> DIRECTIONS FOR THIS TASK: Return the lines of the material between the one holding "hex-byte[interactable]: 8B: [820, 277, 834, 292]" and the one holding "repeat-count-select[interactable]: 5 次", inclusive, copied character for character.

> ENTRIES PROVIDED:
- - - - - - -
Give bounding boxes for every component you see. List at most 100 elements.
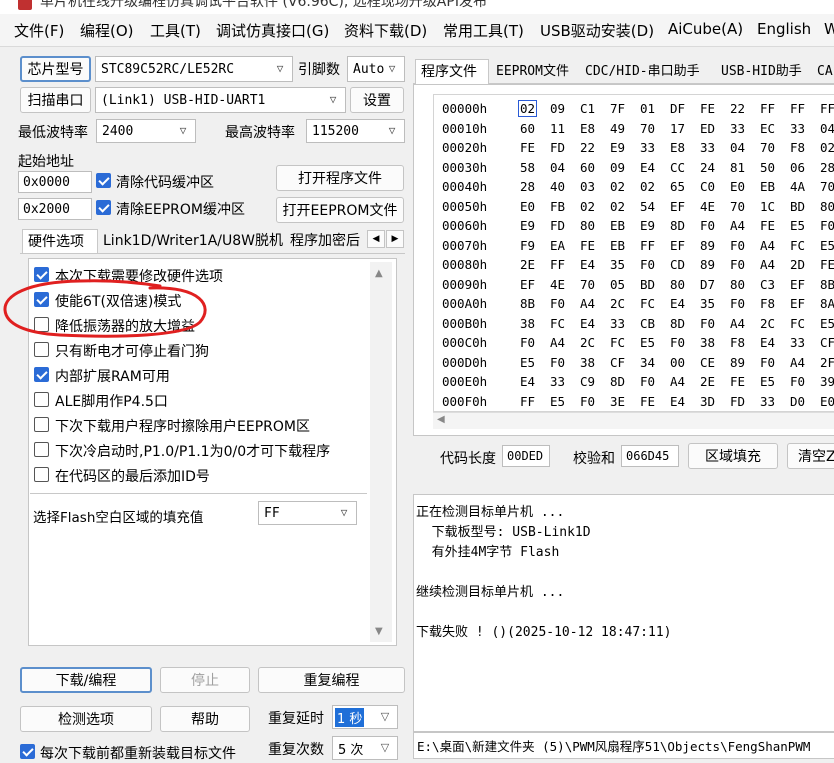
hex-byte[interactable]: 8B: [820, 277, 834, 292]
hex-byte[interactable]: 28: [520, 179, 535, 194]
hex-byte[interactable]: 50: [760, 160, 775, 175]
hex-byte[interactable]: E5: [820, 238, 834, 253]
repeat-count-select[interactable]: 5 次 ▽: [332, 736, 398, 760]
menu-english[interactable]: English: [757, 20, 811, 38]
hex-byte[interactable]: FF: [790, 101, 805, 116]
hex-byte[interactable]: EB: [760, 179, 775, 194]
hex-byte[interactable]: 33: [790, 121, 805, 136]
hex-byte[interactable]: E5: [550, 394, 565, 409]
hw-option-checkbox[interactable]: [34, 467, 49, 482]
hex-byte[interactable]: E4: [580, 257, 595, 272]
hex-byte[interactable]: FD: [550, 218, 565, 233]
hex-byte[interactable]: BD: [790, 199, 805, 214]
hex-byte[interactable]: 89: [730, 355, 745, 370]
tab-scroll-left-icon[interactable]: ◀: [367, 230, 385, 248]
hex-byte[interactable]: 38: [520, 316, 535, 331]
hex-byte[interactable]: CB: [640, 316, 655, 331]
hw-option-checkbox[interactable]: [34, 442, 49, 457]
min-baud-select[interactable]: 2400 ▽: [96, 119, 196, 143]
tab-eeprom-file[interactable]: EEPROM文件: [491, 60, 574, 84]
hex-byte[interactable]: C3: [760, 277, 775, 292]
hex-byte[interactable]: 38: [580, 355, 595, 370]
reload-file-checkbox[interactable]: [20, 744, 35, 759]
hex-byte[interactable]: A4: [670, 374, 685, 389]
hex-byte[interactable]: E5: [760, 374, 775, 389]
hex-byte[interactable]: FC: [790, 316, 805, 331]
hex-byte[interactable]: ED: [700, 121, 715, 136]
menu-debug-interface[interactable]: 调试仿真接口(G): [216, 20, 329, 41]
hex-byte[interactable]: E9: [610, 140, 625, 155]
hex-byte[interactable]: F0: [640, 374, 655, 389]
hex-byte[interactable]: 00: [670, 355, 685, 370]
hex-byte[interactable]: EF: [790, 296, 805, 311]
hex-byte[interactable]: 33: [700, 140, 715, 155]
hex-byte[interactable]: 04: [550, 160, 565, 175]
hex-byte[interactable]: A4: [760, 257, 775, 272]
hex-byte[interactable]: 3D: [700, 394, 715, 409]
hex-byte[interactable]: 03: [580, 179, 595, 194]
hex-byte[interactable]: F0: [550, 296, 565, 311]
hex-byte[interactable]: FE: [820, 257, 834, 272]
hw-option-checkbox[interactable]: [34, 342, 49, 357]
hex-byte[interactable]: F8: [760, 296, 775, 311]
hex-byte[interactable]: A4: [760, 238, 775, 253]
hex-byte[interactable]: F8: [790, 140, 805, 155]
menu-tools[interactable]: 工具(T): [150, 20, 201, 41]
hex-byte[interactable]: 04: [820, 121, 834, 136]
hex-byte[interactable]: 33: [550, 374, 565, 389]
hex-byte[interactable]: 2C: [610, 296, 625, 311]
hex-byte[interactable]: 02: [580, 199, 595, 214]
repeat-program-button[interactable]: 重复编程: [258, 667, 405, 693]
code-address-input[interactable]: 0x0000: [18, 171, 92, 193]
hex-byte[interactable]: A4: [550, 335, 565, 350]
eeprom-address-input[interactable]: 0x2000: [18, 198, 92, 220]
hex-byte[interactable]: FF: [550, 257, 565, 272]
stop-button[interactable]: 停止: [160, 667, 250, 693]
download-program-button[interactable]: 下载/编程: [20, 667, 152, 693]
hex-byte[interactable]: FC: [790, 238, 805, 253]
tab-link1d-offline[interactable]: Link1D/Writer1A/U8W脱机: [98, 229, 288, 253]
hex-byte[interactable]: FE: [640, 394, 655, 409]
hex-view[interactable]: 00000h 02 09 C1 7F 01 DF FE 22 FF FF FF 02 00010h 60 11…: [433, 94, 834, 412]
menu-more[interactable]: W: [824, 20, 834, 38]
hex-byte[interactable]: 8D: [610, 374, 625, 389]
hex-byte[interactable]: C0: [700, 179, 715, 194]
hex-byte[interactable]: 8B: [520, 296, 535, 311]
menu-usb-driver[interactable]: USB驱动安装(D): [540, 20, 654, 41]
hex-byte[interactable]: F0: [760, 355, 775, 370]
hex-byte[interactable]: F0: [520, 335, 535, 350]
hex-byte[interactable]: F0: [670, 335, 685, 350]
hex-byte[interactable]: F0: [730, 238, 745, 253]
hex-byte[interactable]: 2C: [580, 335, 595, 350]
hex-byte[interactable]: 70: [760, 140, 775, 155]
hex-byte[interactable]: E5: [640, 335, 655, 350]
scroll-left-icon[interactable]: ◀: [437, 414, 445, 425]
hex-byte[interactable]: 39: [820, 374, 834, 389]
hex-byte[interactable]: 81: [730, 160, 745, 175]
hex-byte[interactable]: 02: [517, 100, 538, 117]
hex-byte[interactable]: FD: [730, 394, 745, 409]
hex-byte[interactable]: EF: [520, 277, 535, 292]
hex-byte[interactable]: FF: [640, 238, 655, 253]
hex-byte[interactable]: 11: [550, 121, 565, 136]
hex-byte[interactable]: E4: [640, 160, 655, 175]
clear-eeprom-checkbox[interactable]: [96, 200, 111, 215]
fill-region-button[interactable]: 区域填充: [688, 443, 778, 469]
hex-byte[interactable]: CD: [670, 257, 685, 272]
clear-button[interactable]: 清空Z: [787, 443, 834, 469]
hex-byte[interactable]: F0: [550, 355, 565, 370]
tab-encryption[interactable]: 程序加密后: [285, 229, 367, 253]
chip-model-button[interactable]: 芯片型号: [20, 56, 91, 82]
hex-byte[interactable]: 2C: [760, 316, 775, 331]
chip-model-select[interactable]: STC89C52RC/LE52RC ▽: [95, 56, 293, 82]
hex-byte[interactable]: C9: [580, 374, 595, 389]
hex-byte[interactable]: 35: [700, 296, 715, 311]
hex-byte[interactable]: FE: [730, 374, 745, 389]
hex-byte[interactable]: 22: [580, 140, 595, 155]
hex-byte[interactable]: 58: [520, 160, 535, 175]
hex-byte[interactable]: F8: [730, 335, 745, 350]
hex-byte[interactable]: E5: [790, 218, 805, 233]
hex-byte[interactable]: F0: [700, 316, 715, 331]
tab-hardware-options[interactable]: 硬件选项: [22, 229, 98, 253]
hex-byte[interactable]: 65: [670, 179, 685, 194]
- - - - - - -
> EXERCISE OUTPUT:
hex-byte[interactable]: 8B: [820, 277, 834, 292]
hex-byte[interactable]: 28: [520, 179, 535, 194]
hex-byte[interactable]: 50: [760, 160, 775, 175]
hex-byte[interactable]: E5: [820, 238, 834, 253]
repeat-count-select[interactable]: 5 次 ▽: [332, 736, 398, 760]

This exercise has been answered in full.